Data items
###
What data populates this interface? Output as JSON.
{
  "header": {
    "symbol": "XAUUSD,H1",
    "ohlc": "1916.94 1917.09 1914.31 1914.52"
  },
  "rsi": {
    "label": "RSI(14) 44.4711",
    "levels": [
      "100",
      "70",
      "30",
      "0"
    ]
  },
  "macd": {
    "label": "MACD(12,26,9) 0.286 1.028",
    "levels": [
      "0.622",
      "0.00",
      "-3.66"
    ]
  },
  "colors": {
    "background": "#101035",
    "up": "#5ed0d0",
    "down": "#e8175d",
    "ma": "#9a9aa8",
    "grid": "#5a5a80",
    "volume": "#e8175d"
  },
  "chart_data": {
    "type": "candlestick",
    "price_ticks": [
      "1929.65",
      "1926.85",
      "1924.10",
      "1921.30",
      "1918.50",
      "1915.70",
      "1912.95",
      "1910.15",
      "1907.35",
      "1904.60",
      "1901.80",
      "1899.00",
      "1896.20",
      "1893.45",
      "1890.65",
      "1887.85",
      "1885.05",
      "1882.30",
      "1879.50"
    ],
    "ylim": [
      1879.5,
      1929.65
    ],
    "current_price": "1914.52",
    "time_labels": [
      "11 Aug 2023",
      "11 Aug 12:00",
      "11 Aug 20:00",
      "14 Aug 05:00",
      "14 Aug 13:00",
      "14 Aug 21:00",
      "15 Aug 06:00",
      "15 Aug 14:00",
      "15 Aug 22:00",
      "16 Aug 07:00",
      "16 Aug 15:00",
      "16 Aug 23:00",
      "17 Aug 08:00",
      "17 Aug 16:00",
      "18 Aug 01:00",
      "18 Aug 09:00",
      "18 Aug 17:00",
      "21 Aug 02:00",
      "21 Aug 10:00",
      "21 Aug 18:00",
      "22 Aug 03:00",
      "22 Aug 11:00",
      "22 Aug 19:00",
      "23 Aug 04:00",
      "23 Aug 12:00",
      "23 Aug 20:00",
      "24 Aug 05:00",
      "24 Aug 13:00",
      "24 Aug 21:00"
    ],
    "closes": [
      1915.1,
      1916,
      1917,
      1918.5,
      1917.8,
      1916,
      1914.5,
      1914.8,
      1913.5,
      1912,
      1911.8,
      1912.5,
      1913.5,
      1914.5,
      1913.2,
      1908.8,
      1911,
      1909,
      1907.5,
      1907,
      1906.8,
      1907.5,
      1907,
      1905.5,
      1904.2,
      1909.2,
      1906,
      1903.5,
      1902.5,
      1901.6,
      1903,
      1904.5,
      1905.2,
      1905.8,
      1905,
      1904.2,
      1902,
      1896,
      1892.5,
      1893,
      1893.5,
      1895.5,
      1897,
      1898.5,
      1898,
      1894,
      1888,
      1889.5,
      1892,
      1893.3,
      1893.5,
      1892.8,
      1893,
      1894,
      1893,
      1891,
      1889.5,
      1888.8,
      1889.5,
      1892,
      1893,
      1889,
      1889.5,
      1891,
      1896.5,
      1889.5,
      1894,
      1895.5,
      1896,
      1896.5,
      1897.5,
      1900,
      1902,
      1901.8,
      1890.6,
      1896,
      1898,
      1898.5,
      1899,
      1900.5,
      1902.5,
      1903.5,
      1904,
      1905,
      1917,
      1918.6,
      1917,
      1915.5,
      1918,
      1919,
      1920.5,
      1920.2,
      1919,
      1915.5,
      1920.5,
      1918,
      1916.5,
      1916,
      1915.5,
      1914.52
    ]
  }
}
###
YOUR INSTRUCTIONS: Return all of the data precisely as it appears.

SOLUTION:
What data populates this interface? Output as JSON.
{
  "header": {
    "symbol": "XAUUSD,H1",
    "ohlc": "1916.94 1917.09 1914.31 1914.52"
  },
  "rsi": {
    "label": "RSI(14) 44.4711",
    "levels": [
      "100",
      "70",
      "30",
      "0"
    ]
  },
  "macd": {
    "label": "MACD(12,26,9) 0.286 1.028",
    "levels": [
      "0.622",
      "0.00",
      "-3.66"
    ]
  },
  "colors": {
    "background": "#101035",
    "up": "#5ed0d0",
    "down": "#e8175d",
    "ma": "#9a9aa8",
    "grid": "#5a5a80",
    "volume": "#e8175d"
  },
  "chart_data": {
    "type": "candlestick",
    "price_ticks": [
      "1929.65",
      "1926.85",
      "1924.10",
      "1921.30",
      "1918.50",
      "1915.70",
      "1912.95",
      "1910.15",
      "1907.35",
      "1904.60",
      "1901.80",
      "1899.00",
      "1896.20",
      "1893.45",
      "1890.65",
      "1887.85",
      "1885.05",
      "1882.30",
      "1879.50"
    ],
    "ylim": [
      1879.5,
      1929.65
    ],
    "current_price": "1914.52",
    "time_labels": [
      "11 Aug 2023",
      "11 Aug 12:00",
      "11 Aug 20:00",
      "14 Aug 05:00",
      "14 Aug 13:00",
      "14 Aug 21:00",
      "15 Aug 06:00",
      "15 Aug 14:00",
      "15 Aug 22:00",
      "16 Aug 07:00",
      "16 Aug 15:00",
      "16 Aug 23:00",
      "17 Aug 08:00",
      "17 Aug 16:00",
      "18 Aug 01:00",
      "18 Aug 09:00",
      "18 Aug 17:00",
      "21 Aug 02:00",
      "21 Aug 10:00",
      "21 Aug 18:00",
      "22 Aug 03:00",
      "22 Aug 11:00",
      "22 Aug 19:00",
      "23 Aug 04:00",
      "23 Aug 12:00",
      "23 Aug 20:00",
      "24 Aug 05:00",
      "24 Aug 13:00",
      "24 Aug 21:00"
    ],
    "closes": [
      1915.1,
      1916,
      1917,
      1918.5,
      1917.8,
      1916,
      1914.5,
      1914.8,
      1913.5,
      1912,
      1911.8,
      1912.5,
      1913.5,
      1914.5,
      1913.2,
      1908.8,
      1911,
      1909,
      1907.5,
      1907,
      1906.8,
      1907.5,
      1907,
      1905.5,
      1904.2,
      1909.2,
      1906,
      1903.5,
      1902.5,
      1901.6,
      1903,
      1904.5,
      1905.2,
      1905.8,
      1905,
      1904.2,
      1902,
      1896,
      1892.5,
      1893,
      1893.5,
      1895.5,
      1897,
      1898.5,
      1898,
      1894,
      1888,
      1889.5,
      1892,
      1893.3,
      1893.5,
      1892.8,
      1893,
      1894,
      1893,
      1891,
      1889.5,
      1888.8,
      1889.5,
      1892,
      1893,
      1889,
      1889.5,
      1891,
      1896.5,
      1889.5,
      1894,
      1895.5,
      1896,
      1896.5,
      1897.5,
      1900,
      1902,
      1901.8,
      1890.6,
      1896,
      1898,
      1898.5,
      1899,
      1900.5,
      1902.5,
      1903.5,
      1904,
      1905,
      1917,
      1918.6,
      1917,
      1915.5,
      1918,
      1919,
      1920.5,
      1920.2,
      1919,
      1915.5,
      1920.5,
      1918,
      1916.5,
      1916,
      1915.5,
      1914.52
    ]
  }
}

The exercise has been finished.